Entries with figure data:
• • • • • • •

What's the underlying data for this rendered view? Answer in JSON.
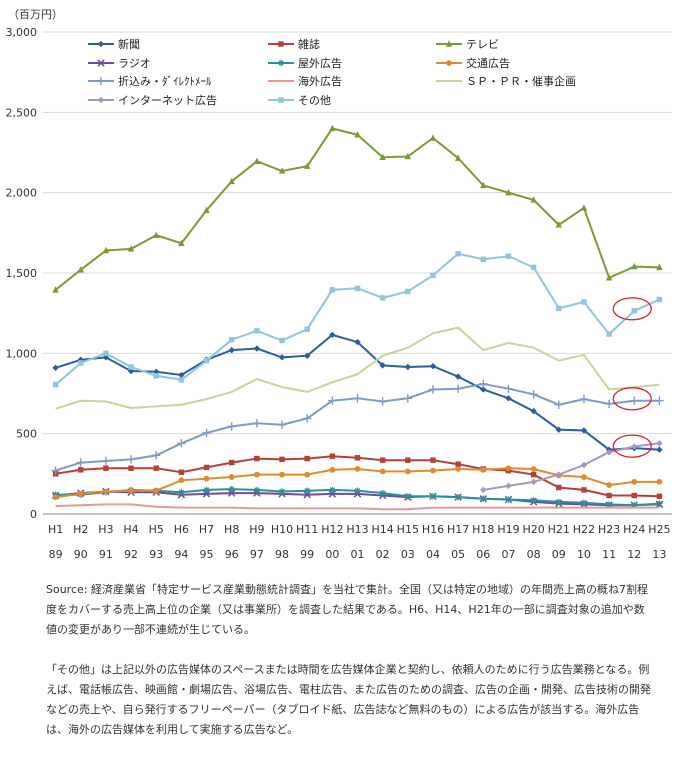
{
  "chart_data": {
    "type": "line",
    "ylabel": "（百万円）",
    "ylim": [
      0,
      3000
    ],
    "yticks": [
      "0",
      "500",
      "1,000",
      "1,500",
      "2,000",
      "2,500",
      "3,000"
    ],
    "grid": "horizontal",
    "legend_position": "top-left",
    "x_top": [
      "H1",
      "H2",
      "H3",
      "H4",
      "H5",
      "H6",
      "H7",
      "H8",
      "H9",
      "H10",
      "H11",
      "H12",
      "H13",
      "H14",
      "H15",
      "H16",
      "H17",
      "H18",
      "H19",
      "H20",
      "H21",
      "H22",
      "H23",
      "H24",
      "H25"
    ],
    "x_bottom": [
      "89",
      "90",
      "91",
      "92",
      "93",
      "94",
      "95",
      "96",
      "97",
      "98",
      "99",
      "00",
      "01",
      "02",
      "03",
      "04",
      "05",
      "06",
      "07",
      "08",
      "09",
      "10",
      "11",
      "12",
      "13"
    ],
    "series": [
      {
        "name": "新聞",
        "color": "#2e5d9c",
        "marker": "diamond",
        "values": [
          910,
          960,
          975,
          890,
          885,
          865,
          960,
          1020,
          1030,
          975,
          985,
          1115,
          1070,
          925,
          915,
          920,
          855,
          775,
          720,
          640,
          525,
          520,
          400,
          410,
          400
        ]
      },
      {
        "name": "雑誌",
        "color": "#b5403a",
        "marker": "square",
        "values": [
          250,
          275,
          285,
          285,
          285,
          260,
          290,
          320,
          345,
          340,
          345,
          360,
          350,
          335,
          335,
          335,
          310,
          280,
          270,
          245,
          165,
          150,
          115,
          115,
          110
        ]
      },
      {
        "name": "テレビ",
        "color": "#7a9a32",
        "marker": "triangle",
        "values": [
          1395,
          1520,
          1640,
          1650,
          1735,
          1685,
          1890,
          2070,
          2195,
          2135,
          2165,
          2400,
          2360,
          2220,
          2225,
          2340,
          2215,
          2045,
          2000,
          1955,
          1800,
          1905,
          1470,
          1540,
          1535
        ]
      },
      {
        "name": "ラジオ",
        "color": "#6e4c96",
        "marker": "x",
        "values": [
          115,
          130,
          140,
          135,
          135,
          120,
          125,
          130,
          130,
          125,
          120,
          125,
          125,
          115,
          105,
          110,
          105,
          95,
          90,
          75,
          65,
          60,
          55,
          55,
          60
        ]
      },
      {
        "name": "屋外広告",
        "color": "#2c8f9b",
        "marker": "star",
        "values": [
          120,
          120,
          135,
          150,
          145,
          135,
          150,
          155,
          150,
          140,
          145,
          150,
          145,
          130,
          110,
          110,
          105,
          95,
          90,
          85,
          75,
          70,
          60,
          55,
          65
        ]
      },
      {
        "name": "交通広告",
        "color": "#e08a2e",
        "marker": "circle",
        "values": [
          105,
          125,
          140,
          145,
          145,
          210,
          220,
          230,
          245,
          245,
          245,
          275,
          280,
          265,
          265,
          270,
          280,
          275,
          285,
          280,
          240,
          230,
          180,
          200,
          200
        ]
      },
      {
        "name": "折込み・ﾀﾞｲﾚｸﾄﾒｰﾙ",
        "color": "#7d9ac9",
        "marker": "plus",
        "values": [
          270,
          320,
          330,
          340,
          365,
          440,
          505,
          545,
          565,
          555,
          595,
          705,
          720,
          700,
          720,
          775,
          780,
          810,
          780,
          745,
          680,
          715,
          685,
          705,
          705
        ]
      },
      {
        "name": "海外広告",
        "color": "#e59a97",
        "marker": "none",
        "values": [
          50,
          55,
          60,
          60,
          45,
          40,
          40,
          40,
          35,
          35,
          35,
          35,
          35,
          30,
          30,
          40,
          40,
          40,
          40,
          40,
          40,
          40,
          40,
          40,
          40
        ]
      },
      {
        "name": "ＳＰ・ＰＲ・催事企画",
        "color": "#c3d69b",
        "marker": "none",
        "values": [
          655,
          705,
          700,
          660,
          670,
          680,
          715,
          760,
          840,
          790,
          760,
          820,
          870,
          985,
          1035,
          1125,
          1160,
          1020,
          1065,
          1035,
          955,
          990,
          775,
          790,
          805
        ]
      },
      {
        "name": "インターネット広告",
        "color": "#a895c4",
        "marker": "diamond",
        "values": [
          null,
          null,
          null,
          null,
          null,
          null,
          null,
          null,
          null,
          null,
          null,
          null,
          null,
          null,
          null,
          null,
          null,
          150,
          175,
          200,
          245,
          305,
          385,
          420,
          440
        ]
      },
      {
        "name": "その他",
        "color": "#92c4dd",
        "marker": "square",
        "values": [
          805,
          940,
          1000,
          915,
          860,
          835,
          955,
          1085,
          1140,
          1080,
          1150,
          1395,
          1405,
          1345,
          1385,
          1485,
          1620,
          1585,
          1605,
          1535,
          1280,
          1320,
          1120,
          1265,
          1335
        ]
      }
    ],
    "highlights": [
      {
        "x": "H24",
        "y": 1265
      },
      {
        "x": "H24",
        "y": 705
      },
      {
        "x": "H24",
        "y": 410
      }
    ]
  },
  "notes": {
    "source": "Source: 経済産業省「特定サービス産業動態統計調査」を当社で集計。全国（又は特定の地域）の年間売上高の概ね7割程度をカバーする売上高上位の企業（又は事業所）を調査した結果である。H6、H14、H21年の一部に調査対象の追加や数値の変更があり一部不連続が生じている。",
    "other": "「その他」は上記以外の広告媒体のスペースまたは時間を広告媒体企業と契約し、依頼人のために行う広告業務となる。例えば、電話帳広告、映画館・劇場広告、浴場広告、電柱広告、また広告のための調査、広告の企画・開発、広告技術の開発などの売上や、自ら発行するフリーペーパー（タブロイド紙、広告誌など無料のもの）による広告が該当する。海外広告は、海外の広告媒体を利用して実施する広告など。"
  }
}
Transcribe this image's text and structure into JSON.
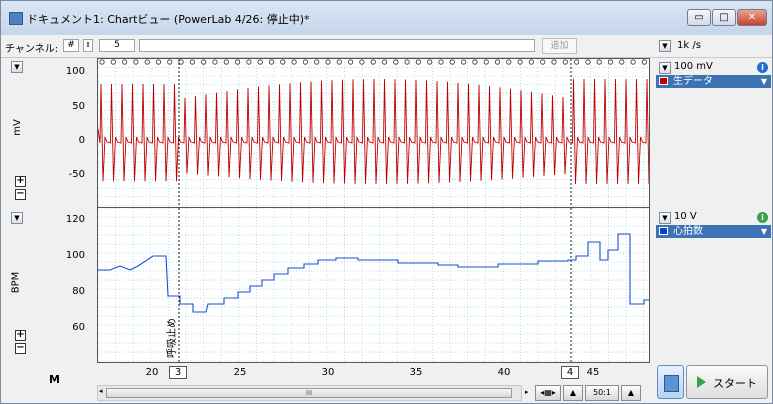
{
  "window": {
    "title": "ドキュメント1: Chartビュー (PowerLab 4/26: 停止中)*",
    "minimize_label": "▭",
    "maximize_label": "□",
    "close_label": "✕"
  },
  "toolbar": {
    "channel_label": "チャンネル:",
    "channel_selector": "#",
    "channel_value": "5",
    "add_button": "追加",
    "sample_rate": "1k /s"
  },
  "channels": [
    {
      "range": "100 mV",
      "name": "生データ",
      "swatch_color": "#c00000",
      "info_color": "#1e6fd0",
      "info_glyph": "i",
      "y_axis_title": "mV",
      "y_ticks": [
        "100",
        "50",
        "0",
        "-50"
      ]
    },
    {
      "range": "10 V",
      "name": "心拍数",
      "swatch_color": "#1040c0",
      "info_color": "#3aa04a",
      "info_glyph": "i",
      "y_axis_title": "BPM",
      "y_ticks": [
        "120",
        "100",
        "80",
        "60"
      ]
    }
  ],
  "x_axis": {
    "ticks": [
      "20",
      "25",
      "30",
      "35",
      "40",
      "45"
    ],
    "marker_3": "3",
    "marker_4": "4"
  },
  "annotation": "呼吸止め",
  "bottom": {
    "zoom_label": "50:1",
    "start_label": "スタート",
    "scroll_grip": "III",
    "mark_icon": "M"
  },
  "colors": {
    "ecg_trace": "#c00000",
    "bpm_trace": "#1a4fd0",
    "accent": "#3b73b3"
  }
}
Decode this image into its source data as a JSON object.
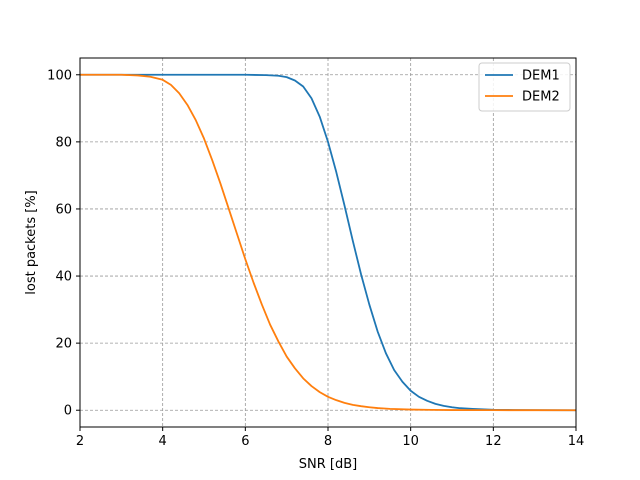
{
  "chart_data": {
    "type": "line",
    "xlabel": "SNR [dB]",
    "ylabel": "lost packets [%]",
    "xlim": [
      2,
      14
    ],
    "ylim": [
      -5,
      105
    ],
    "xticks": [
      2,
      4,
      6,
      8,
      10,
      12,
      14
    ],
    "yticks": [
      0,
      20,
      40,
      60,
      80,
      100
    ],
    "grid": true,
    "grid_style": "dashed",
    "legend_position": "top-right",
    "series": [
      {
        "name": "DEM1",
        "color": "#1f77b4",
        "x": [
          2,
          3,
          4,
          5,
          6,
          6.5,
          6.8,
          7.0,
          7.2,
          7.4,
          7.6,
          7.8,
          8.0,
          8.2,
          8.4,
          8.6,
          8.8,
          9.0,
          9.2,
          9.4,
          9.6,
          9.8,
          10.0,
          10.2,
          10.4,
          10.6,
          10.8,
          11.0,
          11.2,
          11.5,
          12.0,
          12.5,
          13.0,
          14.0
        ],
        "y": [
          100,
          100,
          100,
          100,
          100,
          99.9,
          99.7,
          99.3,
          98.3,
          96.5,
          93.0,
          87.5,
          80.0,
          71.0,
          61.0,
          50.5,
          40.5,
          31.5,
          23.5,
          17.0,
          12.0,
          8.5,
          5.8,
          4.0,
          2.8,
          1.9,
          1.3,
          0.9,
          0.6,
          0.4,
          0.15,
          0.07,
          0.03,
          0
        ]
      },
      {
        "name": "DEM2",
        "color": "#ff7f0e",
        "x": [
          2,
          3,
          3.4,
          3.7,
          4.0,
          4.2,
          4.4,
          4.6,
          4.8,
          5.0,
          5.2,
          5.4,
          5.6,
          5.8,
          6.0,
          6.2,
          6.4,
          6.6,
          6.8,
          7.0,
          7.2,
          7.4,
          7.6,
          7.8,
          8.0,
          8.2,
          8.4,
          8.6,
          8.8,
          9.0,
          9.2,
          9.5,
          10.0,
          10.5,
          11.0,
          12.0,
          13.0,
          14.0
        ],
        "y": [
          100,
          100,
          99.8,
          99.4,
          98.5,
          97.0,
          94.5,
          91.0,
          86.5,
          81.0,
          74.5,
          67.5,
          60.0,
          52.5,
          45.0,
          38.0,
          31.5,
          25.5,
          20.5,
          16.0,
          12.5,
          9.5,
          7.2,
          5.4,
          4.0,
          3.0,
          2.2,
          1.6,
          1.2,
          0.9,
          0.65,
          0.4,
          0.2,
          0.1,
          0.05,
          0.02,
          0.01,
          0
        ]
      }
    ]
  }
}
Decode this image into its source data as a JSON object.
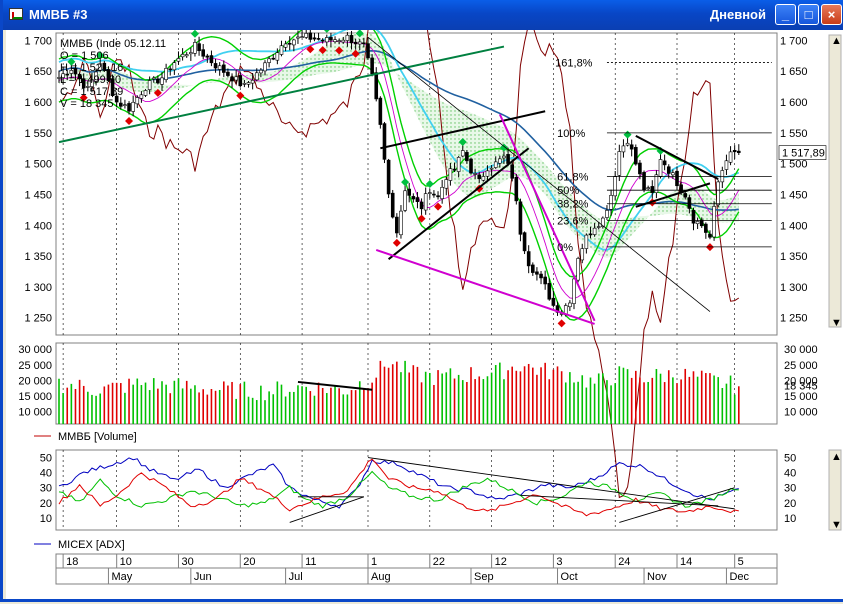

• • • • • • •

— TASK OBJECTIVE —
Across the material above, how many lines include the string "JSON"? Only the number is wanted.

— EXPECTED OUTPUT —
4